→ **Exercise description**: Transcribe each record exactly. Include every one.

>>>

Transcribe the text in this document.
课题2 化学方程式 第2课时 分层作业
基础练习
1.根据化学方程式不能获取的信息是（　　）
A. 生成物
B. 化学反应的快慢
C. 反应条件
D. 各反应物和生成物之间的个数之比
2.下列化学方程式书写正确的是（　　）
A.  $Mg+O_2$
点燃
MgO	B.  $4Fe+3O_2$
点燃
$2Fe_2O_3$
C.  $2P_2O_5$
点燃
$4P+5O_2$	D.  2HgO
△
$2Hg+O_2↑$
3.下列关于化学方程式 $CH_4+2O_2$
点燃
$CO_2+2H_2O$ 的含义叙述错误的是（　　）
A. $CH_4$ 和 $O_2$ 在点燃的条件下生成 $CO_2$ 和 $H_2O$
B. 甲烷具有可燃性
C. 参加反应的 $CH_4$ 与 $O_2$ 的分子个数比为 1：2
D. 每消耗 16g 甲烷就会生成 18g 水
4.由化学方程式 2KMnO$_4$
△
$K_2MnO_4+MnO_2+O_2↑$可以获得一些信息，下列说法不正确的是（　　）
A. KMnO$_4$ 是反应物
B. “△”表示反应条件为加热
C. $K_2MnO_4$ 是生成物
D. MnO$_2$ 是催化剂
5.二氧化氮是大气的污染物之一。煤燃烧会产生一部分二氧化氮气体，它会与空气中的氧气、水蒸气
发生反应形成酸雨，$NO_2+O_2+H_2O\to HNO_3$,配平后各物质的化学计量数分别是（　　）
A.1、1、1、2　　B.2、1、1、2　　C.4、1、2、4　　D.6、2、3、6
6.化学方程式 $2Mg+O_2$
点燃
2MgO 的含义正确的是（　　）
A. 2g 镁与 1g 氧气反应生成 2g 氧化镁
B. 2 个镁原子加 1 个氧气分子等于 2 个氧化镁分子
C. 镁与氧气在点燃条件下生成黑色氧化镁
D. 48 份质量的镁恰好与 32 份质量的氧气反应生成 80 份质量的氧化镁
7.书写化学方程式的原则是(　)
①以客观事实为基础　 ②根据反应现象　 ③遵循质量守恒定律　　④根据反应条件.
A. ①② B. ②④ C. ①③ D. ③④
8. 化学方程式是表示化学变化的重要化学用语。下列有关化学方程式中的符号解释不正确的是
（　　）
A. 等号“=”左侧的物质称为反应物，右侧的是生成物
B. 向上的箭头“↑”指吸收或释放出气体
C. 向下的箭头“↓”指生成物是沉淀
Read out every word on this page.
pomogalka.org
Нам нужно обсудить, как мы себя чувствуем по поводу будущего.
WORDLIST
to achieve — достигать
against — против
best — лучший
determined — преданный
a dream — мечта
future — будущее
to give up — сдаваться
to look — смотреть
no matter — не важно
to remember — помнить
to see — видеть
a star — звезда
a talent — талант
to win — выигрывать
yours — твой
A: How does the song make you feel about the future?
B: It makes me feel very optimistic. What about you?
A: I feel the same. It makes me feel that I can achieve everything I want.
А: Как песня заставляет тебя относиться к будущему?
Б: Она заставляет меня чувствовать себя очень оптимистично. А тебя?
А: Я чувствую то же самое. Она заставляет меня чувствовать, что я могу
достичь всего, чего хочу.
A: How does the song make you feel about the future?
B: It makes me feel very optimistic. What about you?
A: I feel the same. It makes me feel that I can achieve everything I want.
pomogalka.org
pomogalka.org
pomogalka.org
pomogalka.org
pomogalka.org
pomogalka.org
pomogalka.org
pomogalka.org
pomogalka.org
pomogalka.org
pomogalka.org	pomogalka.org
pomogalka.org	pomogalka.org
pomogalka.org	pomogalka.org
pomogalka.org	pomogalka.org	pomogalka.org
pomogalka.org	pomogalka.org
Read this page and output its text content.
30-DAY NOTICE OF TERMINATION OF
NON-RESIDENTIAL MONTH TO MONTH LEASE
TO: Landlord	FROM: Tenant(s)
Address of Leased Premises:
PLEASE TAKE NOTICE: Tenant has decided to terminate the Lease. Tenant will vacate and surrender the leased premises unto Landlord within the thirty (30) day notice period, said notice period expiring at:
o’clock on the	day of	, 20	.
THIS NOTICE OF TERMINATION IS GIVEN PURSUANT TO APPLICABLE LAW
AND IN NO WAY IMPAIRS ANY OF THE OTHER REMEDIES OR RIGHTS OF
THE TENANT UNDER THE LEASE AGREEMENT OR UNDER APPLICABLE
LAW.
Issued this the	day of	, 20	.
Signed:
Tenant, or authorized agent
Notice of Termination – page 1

<<<

→ **Response**:
Transcribe the text in this document.
课题2 化学方程式 第2课时 分层作业
基础练习
1.根据化学方程式不能获取的信息是（　　）
A. 生成物
B. 化学反应的快慢
C. 反应条件
D. 各反应物和生成物之间的个数之比
2.下列化学方程式书写正确的是（　　）
A.  $Mg+O_2$
点燃
MgO	B.  $4Fe+3O_2$
点燃
$2Fe_2O_3$
C.  $2P_2O_5$
点燃
$4P+5O_2$	D.  2HgO
△
$2Hg+O_2↑$
3.下列关于化学方程式 $CH_4+2O_2$
点燃
$CO_2+2H_2O$ 的含义叙述错误的是（　　）
A. $CH_4$ 和 $O_2$ 在点燃的条件下生成 $CO_2$ 和 $H_2O$
B. 甲烷具有可燃性
C. 参加反应的 $CH_4$ 与 $O_2$ 的分子个数比为 1：2
D. 每消耗 16g 甲烷就会生成 18g 水
4.由化学方程式 2KMnO$_4$
△
$K_2MnO_4+MnO_2+O_2↑$可以获得一些信息，下列说法不正确的是（　　）
A. KMnO$_4$ 是反应物
B. “△”表示反应条件为加热
C. $K_2MnO_4$ 是生成物
D. MnO$_2$ 是催化剂
5.二氧化氮是大气的污染物之一。煤燃烧会产生一部分二氧化氮气体，它会与空气中的氧气、水蒸气
发生反应形成酸雨，$NO_2+O_2+H_2O\to HNO_3$,配平后各物质的化学计量数分别是（　　）
A.1、1、1、2　　B.2、1、1、2　　C.4、1、2、4　　D.6、2、3、6
6.化学方程式 $2Mg+O_2$
点燃
2MgO 的含义正确的是（　　）
A. 2g 镁与 1g 氧气反应生成 2g 氧化镁
B. 2 个镁原子加 1 个氧气分子等于 2 个氧化镁分子
C. 镁与氧气在点燃条件下生成黑色氧化镁
D. 48 份质量的镁恰好与 32 份质量的氧气反应生成 80 份质量的氧化镁
7.书写化学方程式的原则是(　)
①以客观事实为基础　 ②根据反应现象　 ③遵循质量守恒定律　　④根据反应条件.
A. ①② B. ②④ C. ①③ D. ③④
8. 化学方程式是表示化学变化的重要化学用语。下列有关化学方程式中的符号解释不正确的是
（　　）
A. 等号“=”左侧的物质称为反应物，右侧的是生成物
B. 向上的箭头“↑”指吸收或释放出气体
C. 向下的箭头“↓”指生成物是沉淀
Read out every word on this page.
pomogalka.org
Нам нужно обсудить, как мы себя чувствуем по поводу будущего.
WORDLIST
to achieve — достигать
against — против
best — лучший
determined — преданный
a dream — мечта
future — будущее
to give up — сдаваться
to look — смотреть
no matter — не важно
to remember — помнить
to see — видеть
a star — звезда
a talent — талант
to win — выигрывать
yours — твой
A: How does the song make you feel about the future?
B: It makes me feel very optimistic. What about you?
A: I feel the same. It makes me feel that I can achieve everything I want.
А: Как песня заставляет тебя относиться к будущему?
Б: Она заставляет меня чувствовать себя очень оптимистично. А тебя?
А: Я чувствую то же самое. Она заставляет меня чувствовать, что я могу
достичь всего, чего хочу.
A: How does the song make you feel about the future?
B: It makes me feel very optimistic. What about you?
A: I feel the same. It makes me feel that I can achieve everything I want.
pomogalka.org
pomogalka.org
pomogalka.org
pomogalka.org
pomogalka.org
pomogalka.org
pomogalka.org
pomogalka.org
pomogalka.org
pomogalka.org
pomogalka.org	pomogalka.org
pomogalka.org	pomogalka.org
pomogalka.org	pomogalka.org
pomogalka.org	pomogalka.org	pomogalka.org
pomogalka.org	pomogalka.org
Read this page and output its text content.
30-DAY NOTICE OF TERMINATION OF
NON-RESIDENTIAL MONTH TO MONTH LEASE
TO: Landlord	FROM: Tenant(s)
Address of Leased Premises:
PLEASE TAKE NOTICE: Tenant has decided to terminate the Lease. Tenant will vacate and surrender the leased premises unto Landlord within the thirty (30) day notice period, said notice period expiring at:
o’clock on the	day of	, 20	.
THIS NOTICE OF TERMINATION IS GIVEN PURSUANT TO APPLICABLE LAW
AND IN NO WAY IMPAIRS ANY OF THE OTHER REMEDIES OR RIGHTS OF
THE TENANT UNDER THE LEASE AGREEMENT OR UNDER APPLICABLE
LAW.
Issued this the	day of	, 20	.
Signed:
Tenant, or authorized agent
Notice of Termination – page 1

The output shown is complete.